#### Written request
Give back every line exactly as it appears, pictures excluded.

#### Listing
☆ ☆ ☆ ☆

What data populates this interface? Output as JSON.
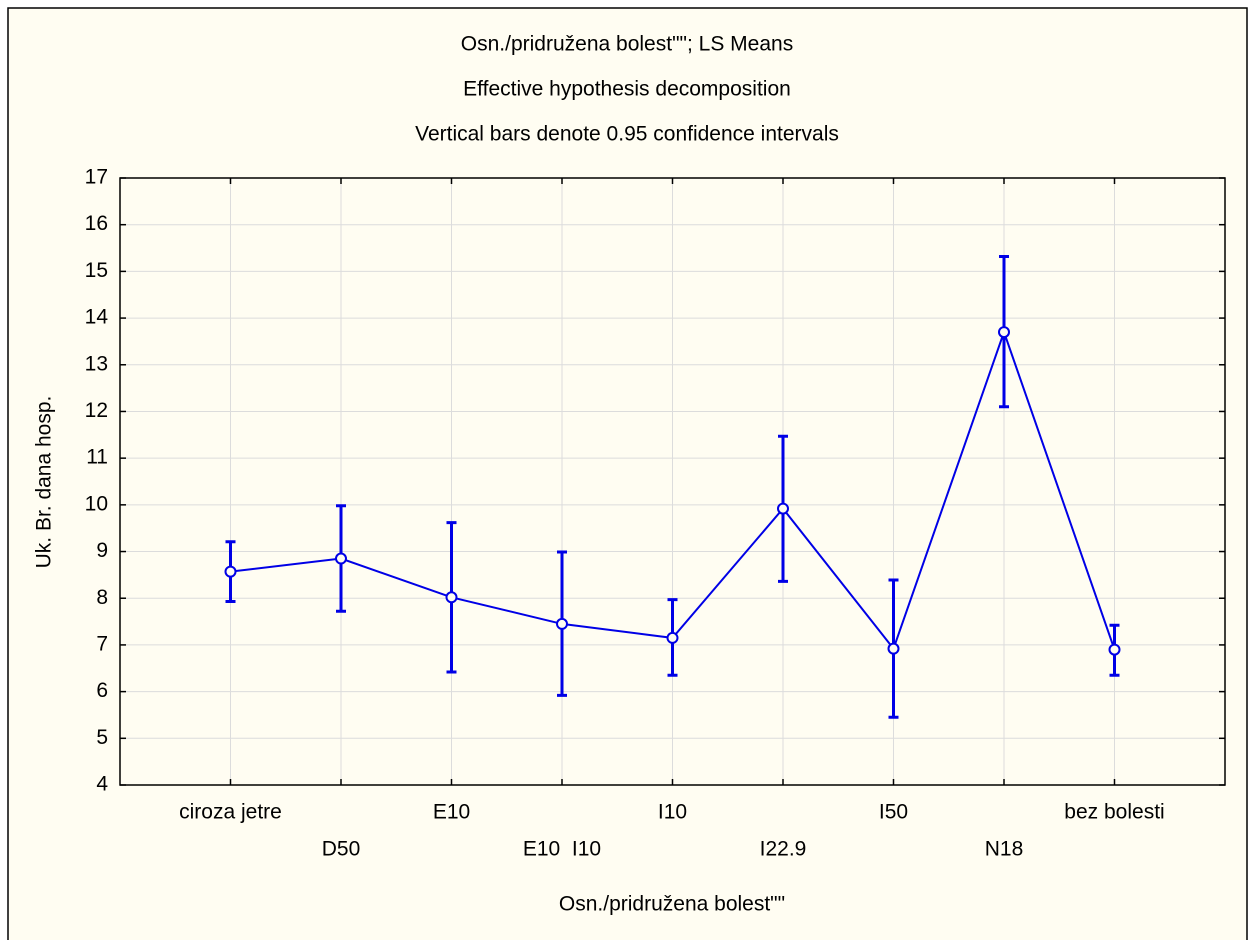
{
  "chart_data": {
    "type": "line",
    "title": "Osn./pridružena bolest\"\"; LS Means",
    "subtitle": "Effective hypothesis decomposition",
    "note": "Vertical bars denote 0.95 confidence intervals",
    "x_label": "Osn./pridružena bolest\"\"",
    "y_label": "Uk. Br. dana hosp.",
    "categories": [
      "ciroza jetre",
      "D50",
      "E10",
      "E10  I10",
      "I10",
      "I22.9",
      "I50",
      "N18",
      "bez bolesti"
    ],
    "series": [
      {
        "color": "#0000e6",
        "values": [
          8.57,
          8.85,
          8.02,
          7.45,
          7.15,
          9.92,
          6.92,
          13.7,
          6.9
        ],
        "ci_lower": [
          7.93,
          7.72,
          6.42,
          5.92,
          6.35,
          8.36,
          5.45,
          12.1,
          6.35
        ],
        "ci_upper": [
          9.21,
          9.98,
          9.62,
          8.99,
          7.97,
          11.47,
          8.39,
          15.32,
          7.42
        ]
      }
    ],
    "ylim": [
      4,
      17
    ],
    "yticks": [
      4,
      5,
      6,
      7,
      8,
      9,
      10,
      11,
      12,
      13,
      14,
      15,
      16,
      17
    ],
    "grid": true
  }
}
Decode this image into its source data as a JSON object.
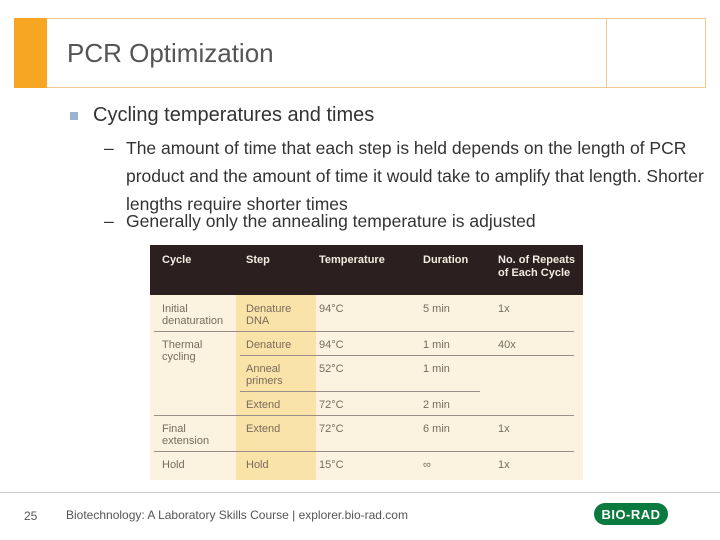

☆ ☆ ☆ ☆

#### Task solution
What data populates this interface? Output as JSON.
{
  "chart_data": {
    "type": "line",
    "title": "Osn./pridružena bolest\"\"; LS Means",
    "subtitle": "Effective hypothesis decomposition",
    "note": "Vertical bars denote 0.95 confidence intervals",
    "x_label": "Osn./pridružena bolest\"\"",
    "y_label": "Uk. Br. dana hosp.",
    "categories": [
      "ciroza jetre",
      "D50",
      "E10",
      "E10  I10",
      "I10",
      "I22.9",
      "I50",
      "N18",
      "bez bolesti"
    ],
    "series": [
      {
        "color": "#0000e6",
        "values": [
          8.57,
          8.85,
          8.02,
          7.45,
          7.15,
          9.92,
          6.92,
          13.7,
          6.9
        ],
        "ci_lower": [
          7.93,
          7.72,
          6.42,
          5.92,
          6.35,
          8.36,
          5.45,
          12.1,
          6.35
        ],
        "ci_upper": [
          9.21,
          9.98,
          9.62,
          8.99,
          7.97,
          11.47,
          8.39,
          15.32,
          7.42
        ]
      }
    ],
    "ylim": [
      4,
      17
    ],
    "yticks": [
      4,
      5,
      6,
      7,
      8,
      9,
      10,
      11,
      12,
      13,
      14,
      15,
      16,
      17
    ],
    "grid": true
  }
}
Decode this image into its source data as a JSON object.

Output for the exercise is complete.